Locate the lines that hold the string "label". Copy every such line.

[Records about charts and figures]
────

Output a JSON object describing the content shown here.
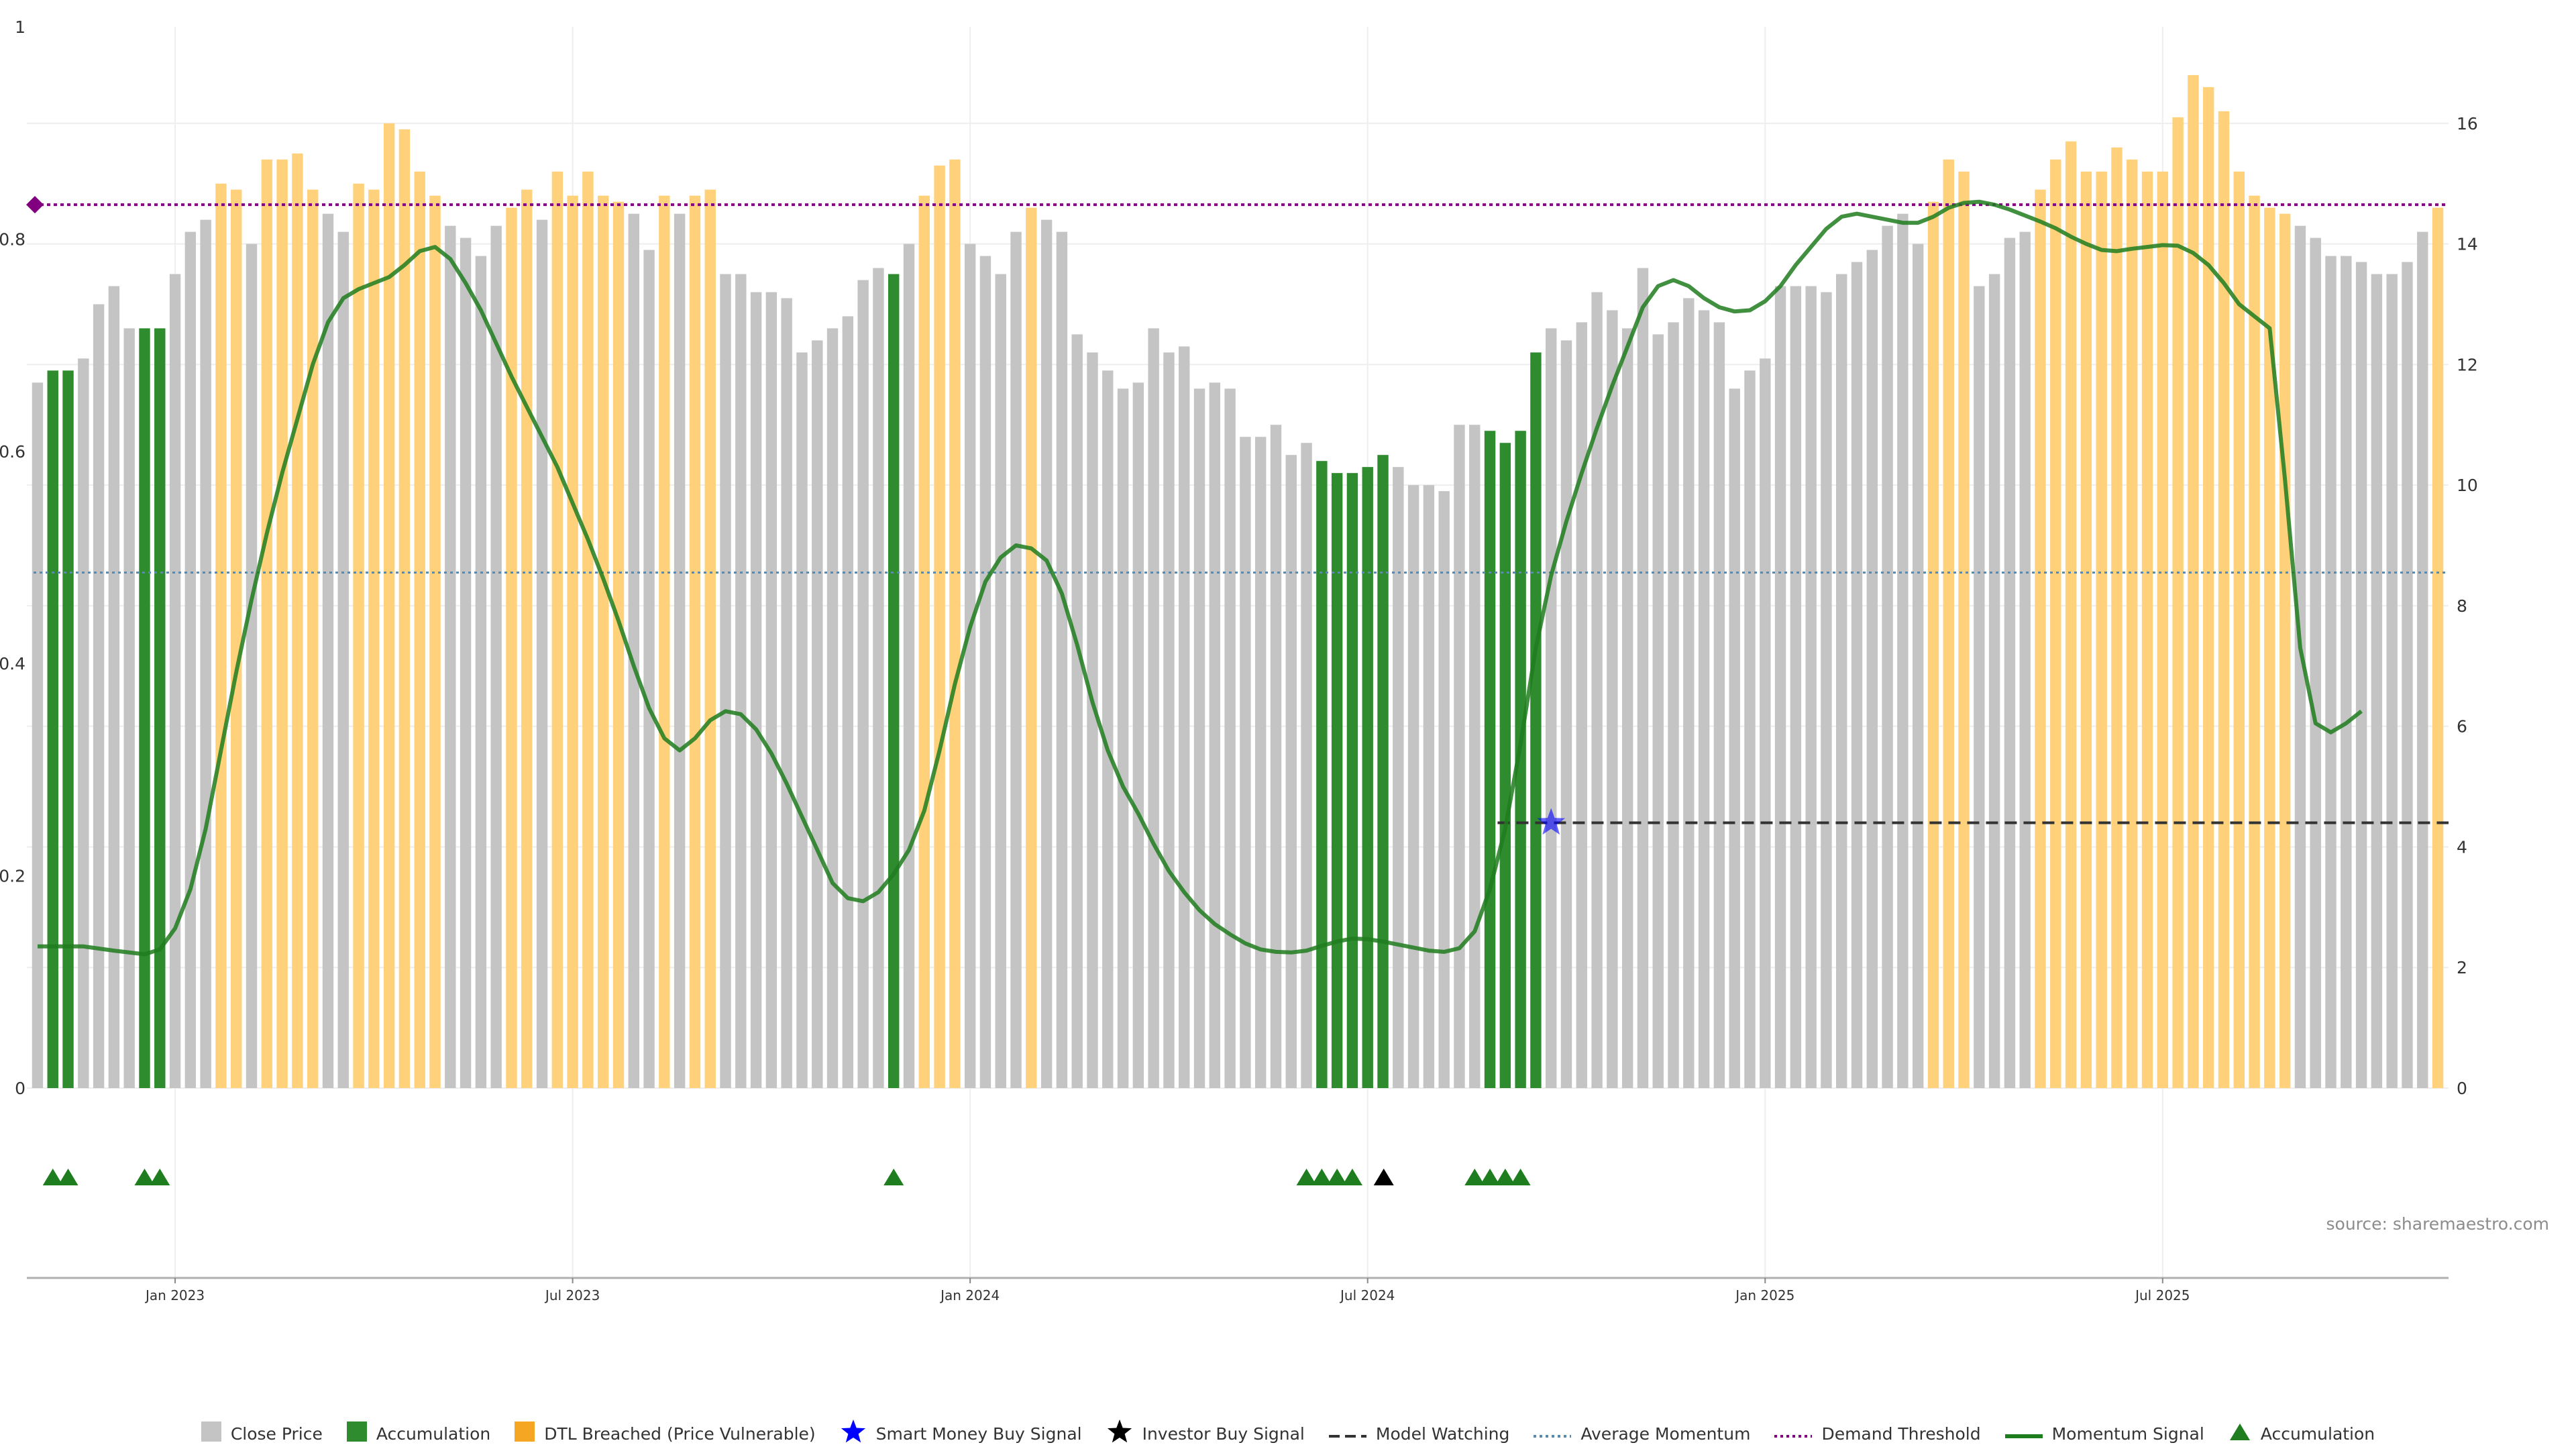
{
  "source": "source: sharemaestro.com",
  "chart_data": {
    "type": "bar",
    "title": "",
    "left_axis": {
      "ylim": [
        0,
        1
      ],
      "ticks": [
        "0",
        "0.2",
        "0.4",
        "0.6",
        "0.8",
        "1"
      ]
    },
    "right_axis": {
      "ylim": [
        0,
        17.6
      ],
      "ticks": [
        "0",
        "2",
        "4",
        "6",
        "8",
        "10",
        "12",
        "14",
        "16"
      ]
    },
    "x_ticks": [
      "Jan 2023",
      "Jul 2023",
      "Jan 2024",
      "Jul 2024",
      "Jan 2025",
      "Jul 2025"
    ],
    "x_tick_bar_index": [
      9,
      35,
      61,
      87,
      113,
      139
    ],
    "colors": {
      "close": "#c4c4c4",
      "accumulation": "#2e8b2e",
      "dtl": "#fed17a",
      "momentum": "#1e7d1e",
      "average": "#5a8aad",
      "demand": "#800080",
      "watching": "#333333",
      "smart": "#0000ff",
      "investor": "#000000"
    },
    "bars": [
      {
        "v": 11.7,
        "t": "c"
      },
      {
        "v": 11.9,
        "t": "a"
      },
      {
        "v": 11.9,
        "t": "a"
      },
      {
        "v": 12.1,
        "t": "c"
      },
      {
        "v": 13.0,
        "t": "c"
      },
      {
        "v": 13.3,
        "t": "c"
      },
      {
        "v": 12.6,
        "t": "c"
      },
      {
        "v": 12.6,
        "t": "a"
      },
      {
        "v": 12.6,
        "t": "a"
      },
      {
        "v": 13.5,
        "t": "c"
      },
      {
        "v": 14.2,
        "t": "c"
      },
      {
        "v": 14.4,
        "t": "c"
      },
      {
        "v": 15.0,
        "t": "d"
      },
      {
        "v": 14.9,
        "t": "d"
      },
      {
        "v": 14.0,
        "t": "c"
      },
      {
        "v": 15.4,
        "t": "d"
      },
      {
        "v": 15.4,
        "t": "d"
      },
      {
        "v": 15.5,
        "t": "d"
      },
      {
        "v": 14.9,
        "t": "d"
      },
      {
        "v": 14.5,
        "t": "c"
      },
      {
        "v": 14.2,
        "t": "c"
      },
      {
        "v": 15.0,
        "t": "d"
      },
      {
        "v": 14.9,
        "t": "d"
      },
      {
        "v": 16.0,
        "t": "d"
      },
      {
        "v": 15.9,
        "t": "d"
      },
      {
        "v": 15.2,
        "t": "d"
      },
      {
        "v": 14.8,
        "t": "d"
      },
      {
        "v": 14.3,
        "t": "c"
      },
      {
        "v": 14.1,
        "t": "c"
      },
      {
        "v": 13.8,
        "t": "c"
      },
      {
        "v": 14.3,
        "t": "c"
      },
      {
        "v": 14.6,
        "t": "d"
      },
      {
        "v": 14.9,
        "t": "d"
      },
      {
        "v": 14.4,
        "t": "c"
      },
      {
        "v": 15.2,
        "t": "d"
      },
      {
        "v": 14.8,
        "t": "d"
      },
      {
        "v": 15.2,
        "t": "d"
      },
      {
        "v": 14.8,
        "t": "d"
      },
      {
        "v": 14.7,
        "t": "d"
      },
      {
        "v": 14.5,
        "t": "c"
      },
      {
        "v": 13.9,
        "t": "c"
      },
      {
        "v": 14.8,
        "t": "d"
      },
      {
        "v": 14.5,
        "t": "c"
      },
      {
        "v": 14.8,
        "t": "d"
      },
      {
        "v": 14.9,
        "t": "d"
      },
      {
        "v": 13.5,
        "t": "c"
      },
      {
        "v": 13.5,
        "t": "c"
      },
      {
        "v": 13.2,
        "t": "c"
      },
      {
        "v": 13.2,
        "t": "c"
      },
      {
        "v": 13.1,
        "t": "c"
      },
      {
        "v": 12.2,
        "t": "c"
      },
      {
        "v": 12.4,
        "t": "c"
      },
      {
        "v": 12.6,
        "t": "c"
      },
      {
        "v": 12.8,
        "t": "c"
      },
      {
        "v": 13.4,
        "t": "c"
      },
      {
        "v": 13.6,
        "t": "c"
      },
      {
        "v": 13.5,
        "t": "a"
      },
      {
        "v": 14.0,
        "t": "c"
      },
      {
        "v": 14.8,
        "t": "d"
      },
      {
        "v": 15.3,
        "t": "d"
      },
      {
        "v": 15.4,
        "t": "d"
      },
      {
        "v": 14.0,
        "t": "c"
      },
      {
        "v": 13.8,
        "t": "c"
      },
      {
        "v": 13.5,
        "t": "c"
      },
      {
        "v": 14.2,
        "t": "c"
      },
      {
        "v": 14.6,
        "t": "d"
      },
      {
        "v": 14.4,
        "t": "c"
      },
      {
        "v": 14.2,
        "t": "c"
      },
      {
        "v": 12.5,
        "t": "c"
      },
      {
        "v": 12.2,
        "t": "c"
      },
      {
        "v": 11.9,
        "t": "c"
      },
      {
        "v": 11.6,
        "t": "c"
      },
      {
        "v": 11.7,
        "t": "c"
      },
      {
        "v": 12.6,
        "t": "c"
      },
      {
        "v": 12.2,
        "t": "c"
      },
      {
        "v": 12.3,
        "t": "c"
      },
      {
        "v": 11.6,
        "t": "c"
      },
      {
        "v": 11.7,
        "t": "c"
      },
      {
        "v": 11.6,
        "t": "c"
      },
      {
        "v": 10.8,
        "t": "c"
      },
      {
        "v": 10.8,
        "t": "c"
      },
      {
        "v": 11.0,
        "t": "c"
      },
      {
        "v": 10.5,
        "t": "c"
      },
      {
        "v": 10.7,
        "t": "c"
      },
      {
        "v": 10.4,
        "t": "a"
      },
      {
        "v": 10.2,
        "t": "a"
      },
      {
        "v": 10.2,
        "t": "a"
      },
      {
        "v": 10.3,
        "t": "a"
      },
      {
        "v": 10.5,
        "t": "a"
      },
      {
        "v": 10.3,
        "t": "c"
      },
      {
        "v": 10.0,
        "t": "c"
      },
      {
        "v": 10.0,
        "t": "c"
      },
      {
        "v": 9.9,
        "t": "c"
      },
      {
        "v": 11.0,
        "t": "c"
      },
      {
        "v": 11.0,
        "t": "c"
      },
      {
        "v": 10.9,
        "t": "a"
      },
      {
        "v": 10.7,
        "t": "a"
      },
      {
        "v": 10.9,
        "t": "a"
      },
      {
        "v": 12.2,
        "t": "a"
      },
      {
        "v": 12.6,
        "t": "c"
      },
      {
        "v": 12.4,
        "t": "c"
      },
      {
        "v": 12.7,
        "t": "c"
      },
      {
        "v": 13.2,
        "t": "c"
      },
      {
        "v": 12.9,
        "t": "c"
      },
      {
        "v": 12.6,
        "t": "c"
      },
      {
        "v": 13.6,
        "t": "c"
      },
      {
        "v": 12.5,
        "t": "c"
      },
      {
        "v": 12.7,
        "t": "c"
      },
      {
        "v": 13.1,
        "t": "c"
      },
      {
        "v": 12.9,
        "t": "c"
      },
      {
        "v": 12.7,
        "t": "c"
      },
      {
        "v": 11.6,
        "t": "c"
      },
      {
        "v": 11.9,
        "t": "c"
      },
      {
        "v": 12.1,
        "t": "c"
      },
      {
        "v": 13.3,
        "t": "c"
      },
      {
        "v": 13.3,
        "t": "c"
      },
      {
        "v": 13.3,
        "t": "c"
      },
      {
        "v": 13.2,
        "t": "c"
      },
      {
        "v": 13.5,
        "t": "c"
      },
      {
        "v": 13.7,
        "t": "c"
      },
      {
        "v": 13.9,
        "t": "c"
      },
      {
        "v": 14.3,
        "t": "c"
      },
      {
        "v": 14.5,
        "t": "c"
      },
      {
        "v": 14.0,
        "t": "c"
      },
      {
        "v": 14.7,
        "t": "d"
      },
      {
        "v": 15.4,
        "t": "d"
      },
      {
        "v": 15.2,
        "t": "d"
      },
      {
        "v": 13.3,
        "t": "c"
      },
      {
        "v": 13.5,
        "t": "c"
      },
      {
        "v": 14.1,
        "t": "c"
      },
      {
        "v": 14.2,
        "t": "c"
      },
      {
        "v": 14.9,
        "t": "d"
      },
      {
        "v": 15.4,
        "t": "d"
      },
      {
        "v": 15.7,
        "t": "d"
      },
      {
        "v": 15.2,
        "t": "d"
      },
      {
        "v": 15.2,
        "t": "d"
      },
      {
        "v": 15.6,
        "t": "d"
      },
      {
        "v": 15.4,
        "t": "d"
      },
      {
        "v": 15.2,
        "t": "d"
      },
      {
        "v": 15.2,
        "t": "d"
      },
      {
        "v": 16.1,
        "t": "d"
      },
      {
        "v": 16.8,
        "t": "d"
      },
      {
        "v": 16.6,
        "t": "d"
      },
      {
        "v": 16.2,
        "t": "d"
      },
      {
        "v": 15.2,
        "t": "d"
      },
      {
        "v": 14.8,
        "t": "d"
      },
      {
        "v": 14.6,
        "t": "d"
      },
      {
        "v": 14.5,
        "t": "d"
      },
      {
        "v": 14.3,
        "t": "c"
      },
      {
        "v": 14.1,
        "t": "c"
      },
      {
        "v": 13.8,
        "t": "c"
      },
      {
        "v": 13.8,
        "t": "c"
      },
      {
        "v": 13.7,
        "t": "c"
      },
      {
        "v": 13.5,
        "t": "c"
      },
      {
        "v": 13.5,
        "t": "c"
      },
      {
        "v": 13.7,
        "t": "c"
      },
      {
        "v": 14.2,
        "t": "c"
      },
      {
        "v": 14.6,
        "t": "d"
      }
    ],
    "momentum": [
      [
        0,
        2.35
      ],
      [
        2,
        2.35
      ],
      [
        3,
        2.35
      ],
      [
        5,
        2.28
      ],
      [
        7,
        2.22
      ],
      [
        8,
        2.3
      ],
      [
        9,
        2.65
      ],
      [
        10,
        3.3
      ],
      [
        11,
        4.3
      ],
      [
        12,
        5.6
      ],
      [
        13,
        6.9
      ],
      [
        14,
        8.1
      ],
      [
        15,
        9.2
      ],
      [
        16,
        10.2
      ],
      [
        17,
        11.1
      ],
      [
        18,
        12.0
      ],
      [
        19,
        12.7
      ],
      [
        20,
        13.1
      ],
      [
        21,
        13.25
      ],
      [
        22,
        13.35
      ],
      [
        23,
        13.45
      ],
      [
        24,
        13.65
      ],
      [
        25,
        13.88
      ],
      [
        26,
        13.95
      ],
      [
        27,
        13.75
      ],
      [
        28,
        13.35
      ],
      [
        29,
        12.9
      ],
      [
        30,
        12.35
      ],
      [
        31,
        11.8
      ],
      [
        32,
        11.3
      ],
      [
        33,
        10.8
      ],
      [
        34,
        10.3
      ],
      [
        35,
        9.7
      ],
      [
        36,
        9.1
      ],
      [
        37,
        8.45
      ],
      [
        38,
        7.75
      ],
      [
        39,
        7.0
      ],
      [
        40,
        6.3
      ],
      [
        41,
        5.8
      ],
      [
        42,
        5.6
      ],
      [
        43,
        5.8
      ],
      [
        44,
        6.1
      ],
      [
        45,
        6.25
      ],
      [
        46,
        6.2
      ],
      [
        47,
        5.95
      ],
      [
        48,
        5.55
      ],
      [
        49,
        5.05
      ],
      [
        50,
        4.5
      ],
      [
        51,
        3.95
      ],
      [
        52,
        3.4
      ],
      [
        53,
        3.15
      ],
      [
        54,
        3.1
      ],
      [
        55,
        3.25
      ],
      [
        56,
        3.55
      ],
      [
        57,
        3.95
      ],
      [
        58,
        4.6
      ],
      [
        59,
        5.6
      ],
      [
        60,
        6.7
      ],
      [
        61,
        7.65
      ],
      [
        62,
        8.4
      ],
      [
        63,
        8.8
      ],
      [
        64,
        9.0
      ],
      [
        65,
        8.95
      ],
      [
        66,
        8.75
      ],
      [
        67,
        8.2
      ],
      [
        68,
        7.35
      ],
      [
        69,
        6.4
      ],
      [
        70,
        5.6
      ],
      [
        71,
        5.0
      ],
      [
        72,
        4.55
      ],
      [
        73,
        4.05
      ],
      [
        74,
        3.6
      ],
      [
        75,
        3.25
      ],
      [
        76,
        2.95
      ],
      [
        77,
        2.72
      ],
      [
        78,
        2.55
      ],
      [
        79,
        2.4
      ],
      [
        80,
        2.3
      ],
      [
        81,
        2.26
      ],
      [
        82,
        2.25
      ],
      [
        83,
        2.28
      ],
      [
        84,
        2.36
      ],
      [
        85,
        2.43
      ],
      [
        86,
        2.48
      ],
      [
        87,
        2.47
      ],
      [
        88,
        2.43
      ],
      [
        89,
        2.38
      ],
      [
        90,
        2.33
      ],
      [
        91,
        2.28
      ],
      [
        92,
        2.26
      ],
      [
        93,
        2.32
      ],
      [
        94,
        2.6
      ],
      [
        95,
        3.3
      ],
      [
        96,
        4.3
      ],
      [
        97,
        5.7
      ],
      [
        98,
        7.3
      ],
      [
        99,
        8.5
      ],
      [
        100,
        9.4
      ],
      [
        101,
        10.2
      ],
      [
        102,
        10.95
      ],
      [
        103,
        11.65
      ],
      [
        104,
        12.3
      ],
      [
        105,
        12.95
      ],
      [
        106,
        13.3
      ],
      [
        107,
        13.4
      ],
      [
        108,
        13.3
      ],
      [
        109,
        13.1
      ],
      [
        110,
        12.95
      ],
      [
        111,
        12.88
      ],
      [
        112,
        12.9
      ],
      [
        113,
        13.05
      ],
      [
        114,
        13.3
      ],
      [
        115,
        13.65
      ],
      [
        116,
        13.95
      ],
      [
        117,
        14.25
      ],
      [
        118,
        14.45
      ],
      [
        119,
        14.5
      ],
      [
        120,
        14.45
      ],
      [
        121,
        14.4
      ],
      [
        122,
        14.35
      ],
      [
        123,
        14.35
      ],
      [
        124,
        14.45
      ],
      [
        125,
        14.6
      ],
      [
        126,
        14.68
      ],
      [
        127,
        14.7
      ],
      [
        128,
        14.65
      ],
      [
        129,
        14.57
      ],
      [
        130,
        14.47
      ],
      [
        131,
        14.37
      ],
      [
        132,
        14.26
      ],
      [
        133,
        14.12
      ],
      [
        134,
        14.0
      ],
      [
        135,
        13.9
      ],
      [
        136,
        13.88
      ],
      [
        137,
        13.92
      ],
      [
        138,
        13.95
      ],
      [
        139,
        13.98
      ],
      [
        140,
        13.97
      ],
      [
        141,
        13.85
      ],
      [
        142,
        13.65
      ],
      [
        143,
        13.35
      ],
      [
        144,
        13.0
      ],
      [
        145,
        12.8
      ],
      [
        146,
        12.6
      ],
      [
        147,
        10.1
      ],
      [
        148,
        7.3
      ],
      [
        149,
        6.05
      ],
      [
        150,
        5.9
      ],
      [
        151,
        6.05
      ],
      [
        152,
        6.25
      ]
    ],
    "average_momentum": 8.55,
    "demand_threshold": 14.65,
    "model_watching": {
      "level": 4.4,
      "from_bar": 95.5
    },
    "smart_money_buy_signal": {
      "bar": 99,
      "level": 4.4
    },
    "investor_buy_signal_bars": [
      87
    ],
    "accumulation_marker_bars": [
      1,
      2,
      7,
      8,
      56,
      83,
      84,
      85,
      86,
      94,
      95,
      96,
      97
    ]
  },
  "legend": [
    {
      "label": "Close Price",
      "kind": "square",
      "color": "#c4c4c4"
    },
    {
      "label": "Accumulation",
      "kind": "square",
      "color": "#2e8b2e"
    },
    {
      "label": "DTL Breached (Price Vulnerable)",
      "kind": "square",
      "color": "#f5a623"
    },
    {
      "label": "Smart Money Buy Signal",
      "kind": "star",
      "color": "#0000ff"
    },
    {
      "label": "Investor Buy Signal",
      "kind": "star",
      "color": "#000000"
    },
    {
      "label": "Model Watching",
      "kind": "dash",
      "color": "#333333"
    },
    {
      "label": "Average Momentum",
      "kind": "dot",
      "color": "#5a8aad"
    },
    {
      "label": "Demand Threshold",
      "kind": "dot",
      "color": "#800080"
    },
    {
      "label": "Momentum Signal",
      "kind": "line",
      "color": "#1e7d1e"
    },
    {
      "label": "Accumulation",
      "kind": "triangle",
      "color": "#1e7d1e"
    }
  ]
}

────

> _EXERCISE RESPONSE_
      "label": "Close Price",
      "label": "Accumulation",
      "label": "DTL Breached (Price Vulnerable)",
      "label": "Smart Money Buy Signal",
      "label": "Investor Buy Signal",
      "label": "Model Watching",
      "label": "Average Momentum",
      "label": "Demand Threshold",
      "label": "Momentum Signal",
      "label": "Accumulation",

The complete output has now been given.